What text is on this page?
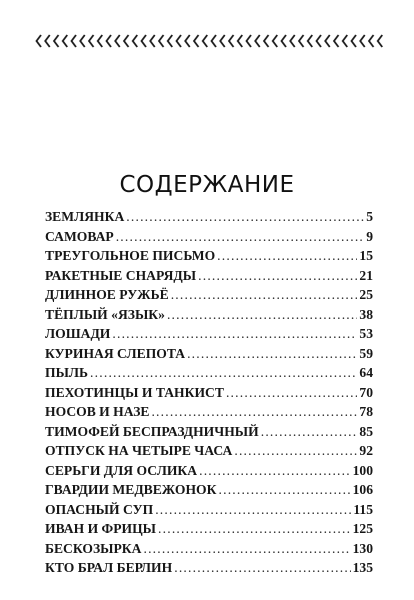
СОДЕРЖАНИЕ
ЗЕМЛЯНКА .....	5
САМОВАР .....	9
ТРЕУГОЛЬНОЕ ПИСЬМО .....	15
РАКЕТНЫЕ СНАРЯДЫ .....	21
ДЛИННОЕ РУЖЬЁ .....	25
ТЁПЛЫЙ «ЯЗЫК» .....	38
ЛОШАДИ .....	53
КУРИНАЯ СЛЕПОТА .....	59
ПЫЛЬ .....	64
ПЕХОТИНЦЫ И ТАНКИСТ .....	70
НОСОВ И НАЗЕ .....	78
ТИМОФЕЙ БЕСПРАЗДНИЧНЫЙ .....	85
ОТПУСК НА ЧЕТЫРЕ ЧАСА .....	92
СЕРЬГИ ДЛЯ ОСЛИКА .....	100
ГВАРДИИ МЕДВЕЖОНОК .....	106
ОПАСНЫЙ СУП .....	115
ИВАН И ФРИЦЫ .....	125
БЕСКОЗЫРКА .....	130
КТО БРАЛ БЕРЛИН .....	135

+---+

Images do not belong in the copy; reproduce all other parts of the records above verbatim.

What text is on this page?
СОДЕРЖАНИЕ
ЗЕМЛЯНКА .....	5
САМОВАР .....	9
ТРЕУГОЛЬНОЕ ПИСЬМО .....	15
РАКЕТНЫЕ СНАРЯДЫ .....	21
ДЛИННОЕ РУЖЬЁ .....	25
ТЁПЛЫЙ «ЯЗЫК» .....	38
ЛОШАДИ .....	53
КУРИНАЯ СЛЕПОТА .....	59
ПЫЛЬ .....	64
ПЕХОТИНЦЫ И ТАНКИСТ .....	70
НОСОВ И НАЗЕ .....	78
ТИМОФЕЙ БЕСПРАЗДНИЧНЫЙ .....	85
ОТПУСК НА ЧЕТЫРЕ ЧАСА .....	92
СЕРЬГИ ДЛЯ ОСЛИКА .....	100
ГВАРДИИ МЕДВЕЖОНОК .....	106
ОПАСНЫЙ СУП .....	115
ИВАН И ФРИЦЫ .....	125
БЕСКОЗЫРКА .....	130
КТО БРАЛ БЕРЛИН .....	135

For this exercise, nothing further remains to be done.